::: MATERIAL SUPPLIED
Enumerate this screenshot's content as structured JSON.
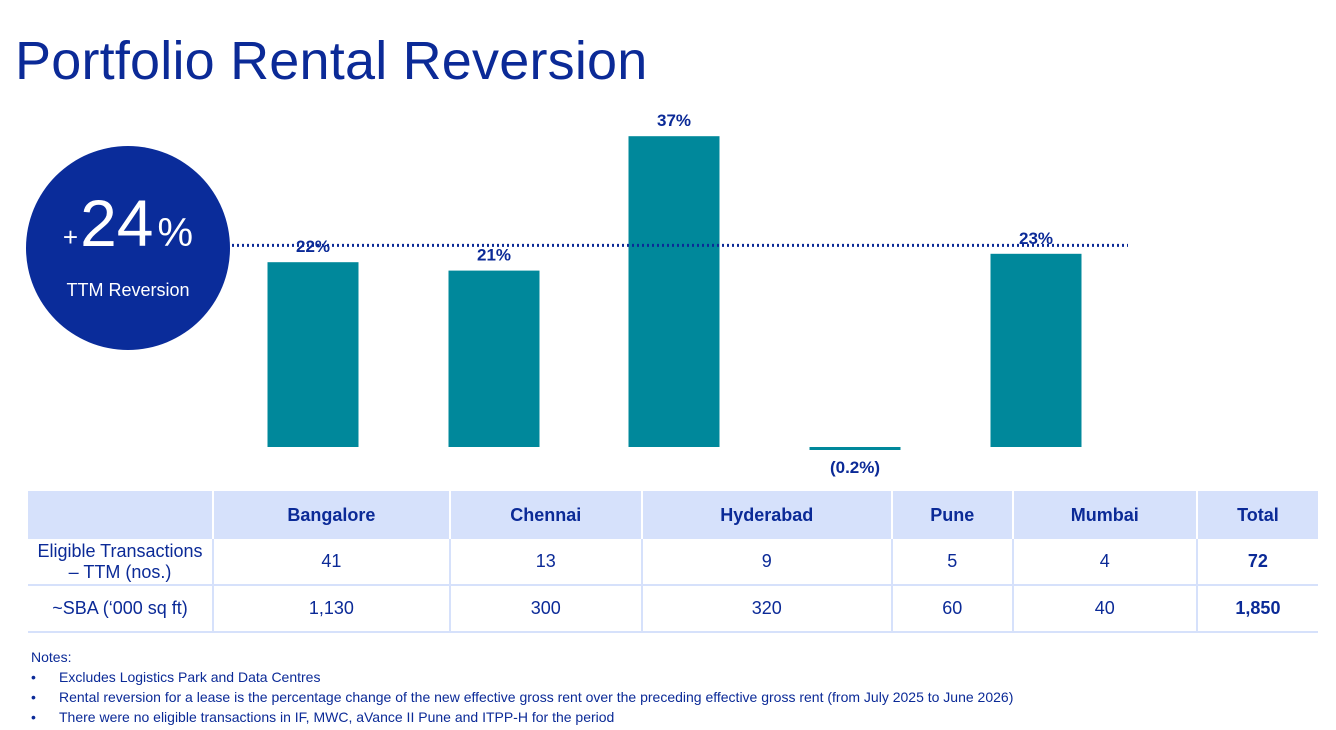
{
  "title": "Portfolio Rental Reversion",
  "badge": {
    "plus": "+",
    "value": "24",
    "percent": "%",
    "label": "TTM Reversion"
  },
  "chart_data": {
    "type": "bar",
    "categories": [
      "Bangalore",
      "Chennai",
      "Hyderabad",
      "Pune",
      "Mumbai"
    ],
    "values": [
      22,
      21,
      37,
      -0.2,
      23
    ],
    "labels": [
      "22%",
      "21%",
      "37%",
      "(0.2%)",
      "23%"
    ],
    "reference_line": 24,
    "ylim": [
      0,
      37
    ],
    "grid": false,
    "colors": {
      "bar": "#00889b",
      "reference": "#0b2a97",
      "label": "#0b2a97"
    }
  },
  "table": {
    "headers": [
      "",
      "Bangalore",
      "Chennai",
      "Hyderabad",
      "Pune",
      "Mumbai",
      "Total"
    ],
    "rows": [
      {
        "label_line1": "Eligible Transactions",
        "label_line2": "– TTM (nos.)",
        "cells": [
          "41",
          "13",
          "9",
          "5",
          "4"
        ],
        "total": "72"
      },
      {
        "label_line1": "~SBA (‘000 sq ft)",
        "label_line2": "",
        "cells": [
          "1,130",
          "300",
          "320",
          "60",
          "40"
        ],
        "total": "1,850"
      }
    ]
  },
  "notes": {
    "heading": "Notes:",
    "items": [
      "Excludes Logistics Park and Data Centres",
      "Rental reversion for a lease is the percentage change of the new effective gross rent over the preceding effective gross rent (from July 2025 to June 2026)",
      "There were no eligible transactions in IF, MWC, aVance II Pune and ITPP-H for the period"
    ]
  },
  "colors": {
    "title": "#0b2a97",
    "badge_bg": "#0a2c9a",
    "table_header_bg": "#d6e1fb"
  }
}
::::::
| CHALLENGE |
Copy the listing exactly. Any image in it stays out of the copy.

| REPLY |
Enumerate this screenshot's content as structured JSON.
{
  "title": "Portfolio Rental Reversion",
  "badge": {
    "plus": "+",
    "value": "24",
    "percent": "%",
    "label": "TTM Reversion"
  },
  "chart_data": {
    "type": "bar",
    "categories": [
      "Bangalore",
      "Chennai",
      "Hyderabad",
      "Pune",
      "Mumbai"
    ],
    "values": [
      22,
      21,
      37,
      -0.2,
      23
    ],
    "labels": [
      "22%",
      "21%",
      "37%",
      "(0.2%)",
      "23%"
    ],
    "reference_line": 24,
    "ylim": [
      0,
      37
    ],
    "grid": false,
    "colors": {
      "bar": "#00889b",
      "reference": "#0b2a97",
      "label": "#0b2a97"
    }
  },
  "table": {
    "headers": [
      "",
      "Bangalore",
      "Chennai",
      "Hyderabad",
      "Pune",
      "Mumbai",
      "Total"
    ],
    "rows": [
      {
        "label_line1": "Eligible Transactions",
        "label_line2": "– TTM (nos.)",
        "cells": [
          "41",
          "13",
          "9",
          "5",
          "4"
        ],
        "total": "72"
      },
      {
        "label_line1": "~SBA (‘000 sq ft)",
        "label_line2": "",
        "cells": [
          "1,130",
          "300",
          "320",
          "60",
          "40"
        ],
        "total": "1,850"
      }
    ]
  },
  "notes": {
    "heading": "Notes:",
    "items": [
      "Excludes Logistics Park and Data Centres",
      "Rental reversion for a lease is the percentage change of the new effective gross rent over the preceding effective gross rent (from July 2025 to June 2026)",
      "There were no eligible transactions in IF, MWC, aVance II Pune and ITPP-H for the period"
    ]
  },
  "colors": {
    "title": "#0b2a97",
    "badge_bg": "#0a2c9a",
    "table_header_bg": "#d6e1fb"
  }
}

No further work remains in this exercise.